* START Working data *

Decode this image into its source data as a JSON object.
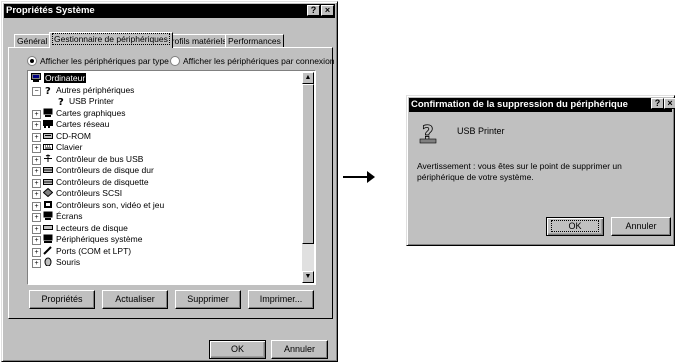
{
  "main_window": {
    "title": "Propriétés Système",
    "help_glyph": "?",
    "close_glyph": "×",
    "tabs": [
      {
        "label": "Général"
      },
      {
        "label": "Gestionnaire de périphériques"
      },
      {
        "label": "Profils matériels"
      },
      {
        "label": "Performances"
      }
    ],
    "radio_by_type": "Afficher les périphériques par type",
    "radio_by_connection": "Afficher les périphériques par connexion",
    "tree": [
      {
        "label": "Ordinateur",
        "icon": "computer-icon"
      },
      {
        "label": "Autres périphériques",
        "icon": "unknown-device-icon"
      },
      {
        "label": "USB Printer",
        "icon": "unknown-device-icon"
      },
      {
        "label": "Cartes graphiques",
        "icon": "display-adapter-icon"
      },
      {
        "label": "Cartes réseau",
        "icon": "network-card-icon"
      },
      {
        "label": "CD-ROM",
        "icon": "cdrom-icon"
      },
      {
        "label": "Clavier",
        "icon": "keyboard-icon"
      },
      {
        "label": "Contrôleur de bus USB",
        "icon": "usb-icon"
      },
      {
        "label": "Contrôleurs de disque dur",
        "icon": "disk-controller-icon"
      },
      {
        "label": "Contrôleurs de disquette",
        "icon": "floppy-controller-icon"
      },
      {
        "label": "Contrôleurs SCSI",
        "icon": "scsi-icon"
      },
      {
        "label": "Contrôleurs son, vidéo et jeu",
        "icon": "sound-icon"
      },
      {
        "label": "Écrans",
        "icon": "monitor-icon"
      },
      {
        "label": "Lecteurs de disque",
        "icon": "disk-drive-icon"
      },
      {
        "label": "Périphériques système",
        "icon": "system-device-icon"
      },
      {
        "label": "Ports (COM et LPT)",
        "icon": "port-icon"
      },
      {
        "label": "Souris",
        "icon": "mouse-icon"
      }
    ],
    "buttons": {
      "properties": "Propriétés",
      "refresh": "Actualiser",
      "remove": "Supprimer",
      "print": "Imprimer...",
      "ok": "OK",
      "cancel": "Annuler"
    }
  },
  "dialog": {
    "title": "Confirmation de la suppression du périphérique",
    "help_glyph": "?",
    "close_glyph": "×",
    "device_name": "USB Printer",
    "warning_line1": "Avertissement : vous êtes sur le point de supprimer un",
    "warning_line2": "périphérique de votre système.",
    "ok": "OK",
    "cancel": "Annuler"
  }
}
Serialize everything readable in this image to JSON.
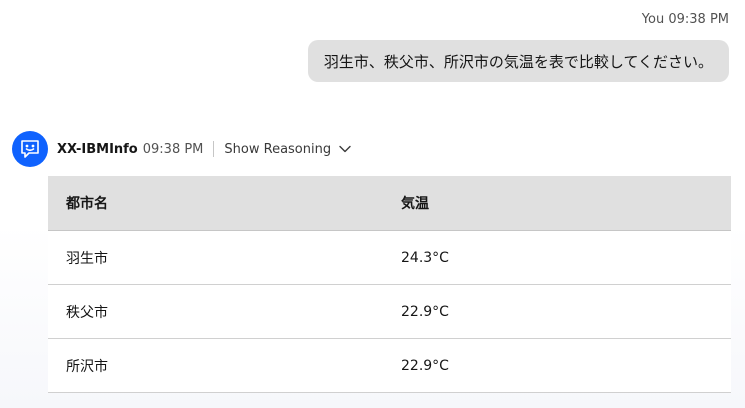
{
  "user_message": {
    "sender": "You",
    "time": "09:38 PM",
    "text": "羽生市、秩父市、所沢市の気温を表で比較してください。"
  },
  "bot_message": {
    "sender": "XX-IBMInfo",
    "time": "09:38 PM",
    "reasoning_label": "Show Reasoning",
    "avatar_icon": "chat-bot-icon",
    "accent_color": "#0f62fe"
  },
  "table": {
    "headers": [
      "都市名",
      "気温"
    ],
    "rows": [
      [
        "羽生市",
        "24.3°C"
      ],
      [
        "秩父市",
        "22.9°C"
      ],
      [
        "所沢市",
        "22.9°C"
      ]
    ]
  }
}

* END Working data *

> _Challenge_:
Find the word "image" in the material, then list each line that holds it.

> _Complete output_:
Decode this image into its source data as a JSON object.
Serialize everything readable in this image to JSON.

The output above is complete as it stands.